-- START OF Listed records --

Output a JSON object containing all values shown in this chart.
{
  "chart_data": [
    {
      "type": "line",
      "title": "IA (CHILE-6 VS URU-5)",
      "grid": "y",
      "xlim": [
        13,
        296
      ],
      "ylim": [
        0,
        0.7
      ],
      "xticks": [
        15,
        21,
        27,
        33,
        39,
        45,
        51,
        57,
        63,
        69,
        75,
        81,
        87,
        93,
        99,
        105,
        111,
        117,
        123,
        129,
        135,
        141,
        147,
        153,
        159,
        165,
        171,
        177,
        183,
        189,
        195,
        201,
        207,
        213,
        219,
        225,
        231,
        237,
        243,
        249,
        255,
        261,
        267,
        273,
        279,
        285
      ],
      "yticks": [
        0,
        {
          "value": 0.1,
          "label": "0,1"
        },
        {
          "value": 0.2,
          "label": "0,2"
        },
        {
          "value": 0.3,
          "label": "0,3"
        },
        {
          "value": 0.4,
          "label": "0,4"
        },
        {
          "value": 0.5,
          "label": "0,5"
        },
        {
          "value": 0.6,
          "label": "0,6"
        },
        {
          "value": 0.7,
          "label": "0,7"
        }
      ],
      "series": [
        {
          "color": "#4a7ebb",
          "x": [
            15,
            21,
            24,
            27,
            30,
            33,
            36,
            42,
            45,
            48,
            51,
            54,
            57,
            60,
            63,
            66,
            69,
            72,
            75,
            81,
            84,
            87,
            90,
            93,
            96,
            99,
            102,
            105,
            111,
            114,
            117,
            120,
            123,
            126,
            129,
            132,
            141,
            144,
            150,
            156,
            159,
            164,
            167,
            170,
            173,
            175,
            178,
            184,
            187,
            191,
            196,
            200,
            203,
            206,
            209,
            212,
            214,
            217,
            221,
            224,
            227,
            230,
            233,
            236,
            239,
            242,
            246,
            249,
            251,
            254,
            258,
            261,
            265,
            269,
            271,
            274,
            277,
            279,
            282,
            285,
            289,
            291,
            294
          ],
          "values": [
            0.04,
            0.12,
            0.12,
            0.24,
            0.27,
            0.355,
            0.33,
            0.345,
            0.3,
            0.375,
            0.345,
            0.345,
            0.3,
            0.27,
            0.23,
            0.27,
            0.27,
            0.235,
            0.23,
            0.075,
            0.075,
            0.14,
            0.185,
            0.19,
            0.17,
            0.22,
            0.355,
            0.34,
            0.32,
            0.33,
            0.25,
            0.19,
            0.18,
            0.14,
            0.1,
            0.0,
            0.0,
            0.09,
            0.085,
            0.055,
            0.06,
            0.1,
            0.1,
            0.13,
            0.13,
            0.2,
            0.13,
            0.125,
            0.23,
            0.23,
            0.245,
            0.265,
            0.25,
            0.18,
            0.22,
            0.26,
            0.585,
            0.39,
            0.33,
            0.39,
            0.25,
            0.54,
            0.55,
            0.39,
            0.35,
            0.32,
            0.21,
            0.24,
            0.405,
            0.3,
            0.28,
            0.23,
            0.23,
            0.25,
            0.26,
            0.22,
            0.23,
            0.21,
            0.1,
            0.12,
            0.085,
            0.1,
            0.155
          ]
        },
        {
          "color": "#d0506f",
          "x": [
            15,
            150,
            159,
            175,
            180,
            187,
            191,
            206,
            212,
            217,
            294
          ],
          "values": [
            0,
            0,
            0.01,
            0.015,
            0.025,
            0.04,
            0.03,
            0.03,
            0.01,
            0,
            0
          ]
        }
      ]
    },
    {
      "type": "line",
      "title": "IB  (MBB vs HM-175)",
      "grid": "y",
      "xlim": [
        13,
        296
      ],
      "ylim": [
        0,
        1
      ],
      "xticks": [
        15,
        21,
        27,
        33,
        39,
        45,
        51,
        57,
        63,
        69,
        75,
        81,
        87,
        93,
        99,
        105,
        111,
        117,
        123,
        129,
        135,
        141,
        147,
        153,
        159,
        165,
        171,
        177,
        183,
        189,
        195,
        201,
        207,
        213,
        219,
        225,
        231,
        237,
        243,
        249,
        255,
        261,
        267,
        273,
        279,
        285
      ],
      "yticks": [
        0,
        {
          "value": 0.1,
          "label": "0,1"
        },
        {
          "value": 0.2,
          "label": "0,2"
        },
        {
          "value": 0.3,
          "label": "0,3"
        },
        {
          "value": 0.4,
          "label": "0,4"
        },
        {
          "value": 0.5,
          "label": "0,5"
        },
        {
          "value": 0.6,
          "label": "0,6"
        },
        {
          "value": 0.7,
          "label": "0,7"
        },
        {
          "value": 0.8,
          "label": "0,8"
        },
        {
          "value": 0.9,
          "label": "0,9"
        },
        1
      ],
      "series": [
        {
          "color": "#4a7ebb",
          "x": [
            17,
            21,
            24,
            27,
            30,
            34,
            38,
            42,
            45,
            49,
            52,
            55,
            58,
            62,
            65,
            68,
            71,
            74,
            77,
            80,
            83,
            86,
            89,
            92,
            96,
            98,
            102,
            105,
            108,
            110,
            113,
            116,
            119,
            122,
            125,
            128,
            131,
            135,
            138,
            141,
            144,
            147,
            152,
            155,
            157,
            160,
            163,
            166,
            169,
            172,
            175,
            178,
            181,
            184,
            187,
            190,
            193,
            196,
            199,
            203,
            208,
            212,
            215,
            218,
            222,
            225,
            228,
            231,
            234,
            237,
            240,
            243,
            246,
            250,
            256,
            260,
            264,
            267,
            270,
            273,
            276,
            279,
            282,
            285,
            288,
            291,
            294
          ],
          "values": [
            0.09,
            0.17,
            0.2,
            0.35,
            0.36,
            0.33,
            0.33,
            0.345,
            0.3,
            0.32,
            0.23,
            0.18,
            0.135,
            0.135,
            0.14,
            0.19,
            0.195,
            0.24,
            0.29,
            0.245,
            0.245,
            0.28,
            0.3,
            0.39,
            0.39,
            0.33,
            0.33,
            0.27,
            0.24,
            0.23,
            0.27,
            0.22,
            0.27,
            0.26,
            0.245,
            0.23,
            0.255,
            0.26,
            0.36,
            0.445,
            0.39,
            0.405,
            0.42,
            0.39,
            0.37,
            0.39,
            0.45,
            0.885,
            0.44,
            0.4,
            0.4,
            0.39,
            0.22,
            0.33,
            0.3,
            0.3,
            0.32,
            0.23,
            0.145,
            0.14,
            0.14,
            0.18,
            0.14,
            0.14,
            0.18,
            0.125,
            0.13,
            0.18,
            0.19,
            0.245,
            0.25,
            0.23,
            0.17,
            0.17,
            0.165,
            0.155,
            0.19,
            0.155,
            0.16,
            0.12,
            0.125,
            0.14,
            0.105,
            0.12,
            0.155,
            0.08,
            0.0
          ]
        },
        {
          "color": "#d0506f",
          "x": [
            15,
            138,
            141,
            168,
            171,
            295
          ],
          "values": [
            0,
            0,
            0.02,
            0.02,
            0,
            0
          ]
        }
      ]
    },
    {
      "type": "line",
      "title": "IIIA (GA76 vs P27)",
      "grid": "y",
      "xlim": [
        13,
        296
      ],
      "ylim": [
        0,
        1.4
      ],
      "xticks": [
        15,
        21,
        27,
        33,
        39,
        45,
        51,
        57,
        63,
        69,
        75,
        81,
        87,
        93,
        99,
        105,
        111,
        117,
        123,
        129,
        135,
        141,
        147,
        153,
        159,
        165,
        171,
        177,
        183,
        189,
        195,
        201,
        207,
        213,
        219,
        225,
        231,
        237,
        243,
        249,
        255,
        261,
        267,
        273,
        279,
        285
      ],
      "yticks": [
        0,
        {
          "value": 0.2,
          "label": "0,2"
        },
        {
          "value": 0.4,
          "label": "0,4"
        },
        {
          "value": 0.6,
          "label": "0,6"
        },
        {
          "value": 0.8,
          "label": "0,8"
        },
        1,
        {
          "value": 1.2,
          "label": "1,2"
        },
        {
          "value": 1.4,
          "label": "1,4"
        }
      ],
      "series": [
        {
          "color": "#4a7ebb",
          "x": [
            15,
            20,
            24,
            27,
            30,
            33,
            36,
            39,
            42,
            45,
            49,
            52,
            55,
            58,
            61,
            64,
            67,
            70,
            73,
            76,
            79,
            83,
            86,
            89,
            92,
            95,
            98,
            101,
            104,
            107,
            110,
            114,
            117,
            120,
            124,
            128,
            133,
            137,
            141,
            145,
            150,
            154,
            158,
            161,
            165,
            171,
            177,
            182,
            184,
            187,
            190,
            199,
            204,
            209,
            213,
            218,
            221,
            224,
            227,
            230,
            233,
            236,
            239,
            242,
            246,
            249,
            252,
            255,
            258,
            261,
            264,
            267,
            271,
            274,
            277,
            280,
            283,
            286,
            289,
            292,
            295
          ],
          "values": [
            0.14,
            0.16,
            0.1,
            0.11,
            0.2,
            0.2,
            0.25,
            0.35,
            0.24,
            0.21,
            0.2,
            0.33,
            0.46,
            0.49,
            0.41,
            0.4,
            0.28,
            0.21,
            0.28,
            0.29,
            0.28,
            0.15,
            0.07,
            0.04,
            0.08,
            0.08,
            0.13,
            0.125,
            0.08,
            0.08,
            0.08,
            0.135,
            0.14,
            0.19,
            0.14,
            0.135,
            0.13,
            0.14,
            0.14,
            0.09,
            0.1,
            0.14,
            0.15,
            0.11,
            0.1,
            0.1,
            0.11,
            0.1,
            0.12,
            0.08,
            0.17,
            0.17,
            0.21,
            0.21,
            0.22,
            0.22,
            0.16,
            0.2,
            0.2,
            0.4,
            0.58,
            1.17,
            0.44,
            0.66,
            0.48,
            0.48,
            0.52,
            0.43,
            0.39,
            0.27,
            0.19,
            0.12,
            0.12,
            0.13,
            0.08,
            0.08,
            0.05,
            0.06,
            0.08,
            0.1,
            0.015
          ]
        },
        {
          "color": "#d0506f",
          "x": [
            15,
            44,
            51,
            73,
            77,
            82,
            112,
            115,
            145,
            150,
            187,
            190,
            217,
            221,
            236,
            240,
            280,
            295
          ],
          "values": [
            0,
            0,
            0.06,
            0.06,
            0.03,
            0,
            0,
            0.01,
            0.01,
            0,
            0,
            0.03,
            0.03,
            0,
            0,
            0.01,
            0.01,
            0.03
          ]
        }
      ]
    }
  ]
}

-- END OF Listed records --

:: Stated task ::
Collect each line above holding the string "title".

:: The completed task ::
      "title": "IA (CHILE-6 VS URU-5)",
      "title": "IB  (MBB vs HM-175)",
      "title": "IIIA (GA76 vs P27)",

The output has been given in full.